» RECORDS PROVIDED:
BEGIN
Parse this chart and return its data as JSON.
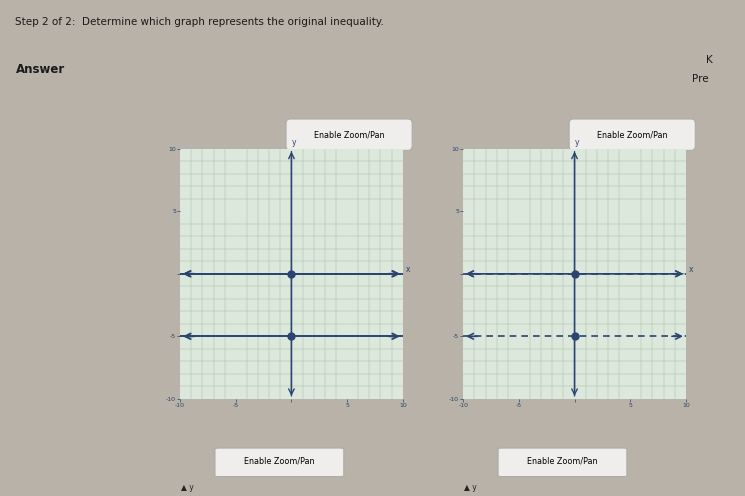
{
  "page_bg": "#b8b2a8",
  "page_title": "Step 2 of 2:  Determine which graph represents the original inequality.",
  "answer_label": "Answer",
  "right_labels": [
    "K",
    "Pre"
  ],
  "top_bar_color": "#d8d4ce",
  "content_bg": "#b8b2a8",
  "panel_bg": "#c0bab2",
  "inner_bg": "#dce8dc",
  "button_color": "#f0eeec",
  "button_border": "#aaaaaa",
  "axis_color": "#2a4570",
  "grid_color": "#a8bca8",
  "tick_color": "#2a4570",
  "dot_color": "#2a4570",
  "dot_size": 25,
  "graphs": [
    {
      "button_text": "Enable Zoom/Pan",
      "lines": [
        {
          "y": 0,
          "style": "solid",
          "color": "#2a4570",
          "lw": 1.4,
          "dot_x": 0,
          "dot_y": 0
        },
        {
          "y": -5,
          "style": "solid",
          "color": "#2a4570",
          "lw": 1.4,
          "dot_x": 0,
          "dot_y": -5
        }
      ]
    },
    {
      "button_text": "Enable Zoom/Pan",
      "lines": [
        {
          "y": 0,
          "style": "dashed",
          "color": "#2a4570",
          "lw": 1.2,
          "dot_x": 0,
          "dot_y": 0
        },
        {
          "y": -5,
          "style": "dashed",
          "color": "#2a4570",
          "lw": 1.2,
          "dot_x": 0,
          "dot_y": -5
        }
      ]
    }
  ],
  "xlim": [
    -10,
    10
  ],
  "ylim": [
    -10,
    10
  ]
}
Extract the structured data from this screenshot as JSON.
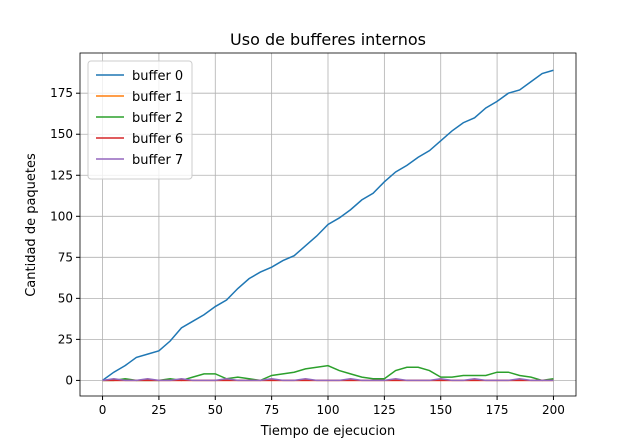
{
  "chart_data": {
    "type": "line",
    "title": "Uso de bufferes internos",
    "x_label": "Tiempo de ejecucion",
    "y_label": "Cantidad de paquetes",
    "x": [
      0,
      5,
      10,
      15,
      20,
      25,
      30,
      35,
      40,
      45,
      50,
      55,
      60,
      65,
      70,
      75,
      80,
      85,
      90,
      95,
      100,
      105,
      110,
      115,
      120,
      125,
      130,
      135,
      140,
      145,
      150,
      155,
      160,
      165,
      170,
      175,
      180,
      185,
      190,
      195,
      200
    ],
    "series": [
      {
        "name": "buffer 0",
        "color": "#1f77b4",
        "values": [
          0,
          5,
          9,
          14,
          16,
          18,
          24,
          32,
          36,
          40,
          45,
          49,
          56,
          62,
          66,
          69,
          73,
          76,
          82,
          88,
          95,
          99,
          104,
          110,
          114,
          121,
          127,
          131,
          136,
          140,
          146,
          152,
          157,
          160,
          166,
          170,
          175,
          177,
          182,
          187,
          189
        ]
      },
      {
        "name": "buffer 1",
        "color": "#ff7f0e",
        "values": [
          0,
          0,
          0,
          0,
          0,
          0,
          0,
          0,
          0,
          0,
          0,
          0,
          0,
          0,
          0,
          0,
          0,
          0,
          0,
          0,
          0,
          0,
          0,
          0,
          0,
          0,
          0,
          0,
          0,
          0,
          0,
          0,
          0,
          0,
          0,
          0,
          0,
          0,
          0,
          0,
          0
        ]
      },
      {
        "name": "buffer 2",
        "color": "#2ca02c",
        "values": [
          0,
          0,
          1,
          0,
          0,
          0,
          1,
          0,
          2,
          4,
          4,
          1,
          2,
          1,
          0,
          3,
          4,
          5,
          7,
          8,
          9,
          6,
          4,
          2,
          1,
          1,
          6,
          8,
          8,
          6,
          2,
          2,
          3,
          3,
          3,
          5,
          5,
          3,
          2,
          0,
          1
        ]
      },
      {
        "name": "buffer 6",
        "color": "#d62728",
        "values": [
          0,
          0,
          0,
          0,
          0,
          0,
          0,
          0,
          0,
          0,
          0,
          0,
          0,
          0,
          0,
          0,
          0,
          0,
          0,
          0,
          0,
          0,
          0,
          0,
          0,
          0,
          0,
          0,
          0,
          0,
          0,
          0,
          0,
          0,
          0,
          0,
          0,
          0,
          0,
          0,
          0
        ]
      },
      {
        "name": "buffer 7",
        "color": "#9467bd",
        "values": [
          0,
          1,
          0,
          0,
          1,
          0,
          0,
          1,
          0,
          0,
          0,
          1,
          0,
          0,
          0,
          1,
          0,
          0,
          1,
          0,
          0,
          0,
          1,
          0,
          0,
          0,
          1,
          0,
          0,
          0,
          1,
          0,
          0,
          1,
          0,
          0,
          0,
          1,
          0,
          0,
          0
        ]
      }
    ],
    "xlim": [
      -10,
      210
    ],
    "xticks": [
      0,
      25,
      50,
      75,
      100,
      125,
      150,
      175,
      200
    ],
    "ylim": [
      -9.5,
      199.5
    ],
    "yticks": [
      0,
      25,
      50,
      75,
      100,
      125,
      150,
      175
    ],
    "grid": true,
    "legend": "upper left"
  }
}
END
Reproduce the whole listing word for word, setting aside any pictures.

» RESULT FOR THIS TASK:
Parse this chart and return its data as JSON.
{
  "page_bg": "#b8b2a8",
  "page_title": "Step 2 of 2:  Determine which graph represents the original inequality.",
  "answer_label": "Answer",
  "right_labels": [
    "K",
    "Pre"
  ],
  "top_bar_color": "#d8d4ce",
  "content_bg": "#b8b2a8",
  "panel_bg": "#c0bab2",
  "inner_bg": "#dce8dc",
  "button_color": "#f0eeec",
  "button_border": "#aaaaaa",
  "axis_color": "#2a4570",
  "grid_color": "#a8bca8",
  "tick_color": "#2a4570",
  "dot_color": "#2a4570",
  "dot_size": 25,
  "graphs": [
    {
      "button_text": "Enable Zoom/Pan",
      "lines": [
        {
          "y": 0,
          "style": "solid",
          "color": "#2a4570",
          "lw": 1.4,
          "dot_x": 0,
          "dot_y": 0
        },
        {
          "y": -5,
          "style": "solid",
          "color": "#2a4570",
          "lw": 1.4,
          "dot_x": 0,
          "dot_y": -5
        }
      ]
    },
    {
      "button_text": "Enable Zoom/Pan",
      "lines": [
        {
          "y": 0,
          "style": "dashed",
          "color": "#2a4570",
          "lw": 1.2,
          "dot_x": 0,
          "dot_y": 0
        },
        {
          "y": -5,
          "style": "dashed",
          "color": "#2a4570",
          "lw": 1.2,
          "dot_x": 0,
          "dot_y": -5
        }
      ]
    }
  ],
  "xlim": [
    -10,
    10
  ],
  "ylim": [
    -10,
    10
  ]
}
Extract the structured data from this screenshot as JSON.
{
  "chart_data": {
    "type": "line",
    "title": "Uso de bufferes internos",
    "x_label": "Tiempo de ejecucion",
    "y_label": "Cantidad de paquetes",
    "x": [
      0,
      5,
      10,
      15,
      20,
      25,
      30,
      35,
      40,
      45,
      50,
      55,
      60,
      65,
      70,
      75,
      80,
      85,
      90,
      95,
      100,
      105,
      110,
      115,
      120,
      125,
      130,
      135,
      140,
      145,
      150,
      155,
      160,
      165,
      170,
      175,
      180,
      185,
      190,
      195,
      200
    ],
    "series": [
      {
        "name": "buffer 0",
        "color": "#1f77b4",
        "values": [
          0,
          5,
          9,
          14,
          16,
          18,
          24,
          32,
          36,
          40,
          45,
          49,
          56,
          62,
          66,
          69,
          73,
          76,
          82,
          88,
          95,
          99,
          104,
          110,
          114,
          121,
          127,
          131,
          136,
          140,
          146,
          152,
          157,
          160,
          166,
          170,
          175,
          177,
          182,
          187,
          189
        ]
      },
      {
        "name": "buffer 1",
        "color": "#ff7f0e",
        "values": [
          0,
          0,
          0,
          0,
          0,
          0,
          0,
          0,
          0,
          0,
          0,
          0,
          0,
          0,
          0,
          0,
          0,
          0,
          0,
          0,
          0,
          0,
          0,
          0,
          0,
          0,
          0,
          0,
          0,
          0,
          0,
          0,
          0,
          0,
          0,
          0,
          0,
          0,
          0,
          0,
          0
        ]
      },
      {
        "name": "buffer 2",
        "color": "#2ca02c",
        "values": [
          0,
          0,
          1,
          0,
          0,
          0,
          1,
          0,
          2,
          4,
          4,
          1,
          2,
          1,
          0,
          3,
          4,
          5,
          7,
          8,
          9,
          6,
          4,
          2,
          1,
          1,
          6,
          8,
          8,
          6,
          2,
          2,
          3,
          3,
          3,
          5,
          5,
          3,
          2,
          0,
          1
        ]
      },
      {
        "name": "buffer 6",
        "color": "#d62728",
        "values": [
          0,
          0,
          0,
          0,
          0,
          0,
          0,
          0,
          0,
          0,
          0,
          0,
          0,
          0,
          0,
          0,
          0,
          0,
          0,
          0,
          0,
          0,
          0,
          0,
          0,
          0,
          0,
          0,
          0,
          0,
          0,
          0,
          0,
          0,
          0,
          0,
          0,
          0,
          0,
          0,
          0
        ]
      },
      {
        "name": "buffer 7",
        "color": "#9467bd",
        "values": [
          0,
          1,
          0,
          0,
          1,
          0,
          0,
          1,
          0,
          0,
          0,
          1,
          0,
          0,
          0,
          1,
          0,
          0,
          1,
          0,
          0,
          0,
          1,
          0,
          0,
          0,
          1,
          0,
          0,
          0,
          1,
          0,
          0,
          1,
          0,
          0,
          0,
          1,
          0,
          0,
          0
        ]
      }
    ],
    "xlim": [
      -10,
      210
    ],
    "xticks": [
      0,
      25,
      50,
      75,
      100,
      125,
      150,
      175,
      200
    ],
    "ylim": [
      -9.5,
      199.5
    ],
    "yticks": [
      0,
      25,
      50,
      75,
      100,
      125,
      150,
      175
    ],
    "grid": true,
    "legend": "upper left"
  }
}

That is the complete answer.